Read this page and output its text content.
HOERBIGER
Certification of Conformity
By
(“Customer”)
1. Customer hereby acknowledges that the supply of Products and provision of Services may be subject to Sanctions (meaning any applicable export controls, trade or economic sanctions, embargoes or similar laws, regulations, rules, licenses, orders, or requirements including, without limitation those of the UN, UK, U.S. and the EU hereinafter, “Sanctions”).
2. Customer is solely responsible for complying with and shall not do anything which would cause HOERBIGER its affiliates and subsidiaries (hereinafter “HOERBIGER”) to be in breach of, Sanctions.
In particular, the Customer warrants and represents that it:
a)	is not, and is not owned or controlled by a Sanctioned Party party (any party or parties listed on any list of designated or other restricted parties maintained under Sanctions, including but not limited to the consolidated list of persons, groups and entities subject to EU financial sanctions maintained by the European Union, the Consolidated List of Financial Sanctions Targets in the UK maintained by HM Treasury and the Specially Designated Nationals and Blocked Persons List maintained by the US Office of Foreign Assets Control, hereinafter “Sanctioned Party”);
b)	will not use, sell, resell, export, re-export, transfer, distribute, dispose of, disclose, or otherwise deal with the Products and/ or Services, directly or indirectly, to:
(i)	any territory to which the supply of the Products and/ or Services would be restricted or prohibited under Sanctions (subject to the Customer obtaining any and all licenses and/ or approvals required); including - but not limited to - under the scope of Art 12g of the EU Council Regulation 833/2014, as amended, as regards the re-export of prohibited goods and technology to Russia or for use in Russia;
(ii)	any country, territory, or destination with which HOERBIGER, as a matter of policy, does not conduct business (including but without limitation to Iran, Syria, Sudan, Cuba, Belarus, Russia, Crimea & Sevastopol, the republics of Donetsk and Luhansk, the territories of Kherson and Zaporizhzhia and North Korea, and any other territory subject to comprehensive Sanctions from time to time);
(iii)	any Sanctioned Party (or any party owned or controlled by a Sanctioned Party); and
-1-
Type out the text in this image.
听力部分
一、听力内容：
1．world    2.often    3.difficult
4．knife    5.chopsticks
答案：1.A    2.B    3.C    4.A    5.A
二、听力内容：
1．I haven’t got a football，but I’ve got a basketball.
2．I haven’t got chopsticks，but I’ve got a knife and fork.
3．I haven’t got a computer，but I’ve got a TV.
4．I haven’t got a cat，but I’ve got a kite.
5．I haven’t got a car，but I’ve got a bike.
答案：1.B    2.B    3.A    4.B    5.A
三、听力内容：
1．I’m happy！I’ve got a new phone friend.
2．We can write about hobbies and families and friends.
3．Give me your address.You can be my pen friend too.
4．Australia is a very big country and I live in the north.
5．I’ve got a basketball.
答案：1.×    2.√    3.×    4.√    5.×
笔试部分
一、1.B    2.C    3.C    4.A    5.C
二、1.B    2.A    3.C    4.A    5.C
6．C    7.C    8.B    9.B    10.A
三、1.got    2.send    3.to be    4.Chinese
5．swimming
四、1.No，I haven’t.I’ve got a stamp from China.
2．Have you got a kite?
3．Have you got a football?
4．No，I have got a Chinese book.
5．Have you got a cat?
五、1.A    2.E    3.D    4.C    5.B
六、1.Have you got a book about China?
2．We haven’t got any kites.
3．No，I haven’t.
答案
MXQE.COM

┄┄┄┄┄┄┄┄┄┄┄┄┄┄┄┄┄┄┄┄

Work required. All of the records must be retyped exactly as they are.

Response below.
Read this page and output its text content.
HOERBIGER
Certification of Conformity
By
(“Customer”)
1. Customer hereby acknowledges that the supply of Products and provision of Services may be subject to Sanctions (meaning any applicable export controls, trade or economic sanctions, embargoes or similar laws, regulations, rules, licenses, orders, or requirements including, without limitation those of the UN, UK, U.S. and the EU hereinafter, “Sanctions”).
2. Customer is solely responsible for complying with and shall not do anything which would cause HOERBIGER its affiliates and subsidiaries (hereinafter “HOERBIGER”) to be in breach of, Sanctions.
In particular, the Customer warrants and represents that it:
a)	is not, and is not owned or controlled by a Sanctioned Party party (any party or parties listed on any list of designated or other restricted parties maintained under Sanctions, including but not limited to the consolidated list of persons, groups and entities subject to EU financial sanctions maintained by the European Union, the Consolidated List of Financial Sanctions Targets in the UK maintained by HM Treasury and the Specially Designated Nationals and Blocked Persons List maintained by the US Office of Foreign Assets Control, hereinafter “Sanctioned Party”);
b)	will not use, sell, resell, export, re-export, transfer, distribute, dispose of, disclose, or otherwise deal with the Products and/ or Services, directly or indirectly, to:
(i)	any territory to which the supply of the Products and/ or Services would be restricted or prohibited under Sanctions (subject to the Customer obtaining any and all licenses and/ or approvals required); including - but not limited to - under the scope of Art 12g of the EU Council Regulation 833/2014, as amended, as regards the re-export of prohibited goods and technology to Russia or for use in Russia;
(ii)	any country, territory, or destination with which HOERBIGER, as a matter of policy, does not conduct business (including but without limitation to Iran, Syria, Sudan, Cuba, Belarus, Russia, Crimea & Sevastopol, the republics of Donetsk and Luhansk, the territories of Kherson and Zaporizhzhia and North Korea, and any other territory subject to comprehensive Sanctions from time to time);
(iii)	any Sanctioned Party (or any party owned or controlled by a Sanctioned Party); and
-1-
Type out the text in this image.
听力部分
一、听力内容：
1．world    2.often    3.difficult
4．knife    5.chopsticks
答案：1.A    2.B    3.C    4.A    5.A
二、听力内容：
1．I haven’t got a football，but I’ve got a basketball.
2．I haven’t got chopsticks，but I’ve got a knife and fork.
3．I haven’t got a computer，but I’ve got a TV.
4．I haven’t got a cat，but I’ve got a kite.
5．I haven’t got a car，but I’ve got a bike.
答案：1.B    2.B    3.A    4.B    5.A
三、听力内容：
1．I’m happy！I’ve got a new phone friend.
2．We can write about hobbies and families and friends.
3．Give me your address.You can be my pen friend too.
4．Australia is a very big country and I live in the north.
5．I’ve got a basketball.
答案：1.×    2.√    3.×    4.√    5.×
笔试部分
一、1.B    2.C    3.C    4.A    5.C
二、1.B    2.A    3.C    4.A    5.C
6．C    7.C    8.B    9.B    10.A
三、1.got    2.send    3.to be    4.Chinese
5．swimming
四、1.No，I haven’t.I’ve got a stamp from China.
2．Have you got a kite?
3．Have you got a football?
4．No，I have got a Chinese book.
5．Have you got a cat?
五、1.A    2.E    3.D    4.C    5.B
六、1.Have you got a book about China?
2．We haven’t got any kites.
3．No，I haven’t.
答案
MXQE.COM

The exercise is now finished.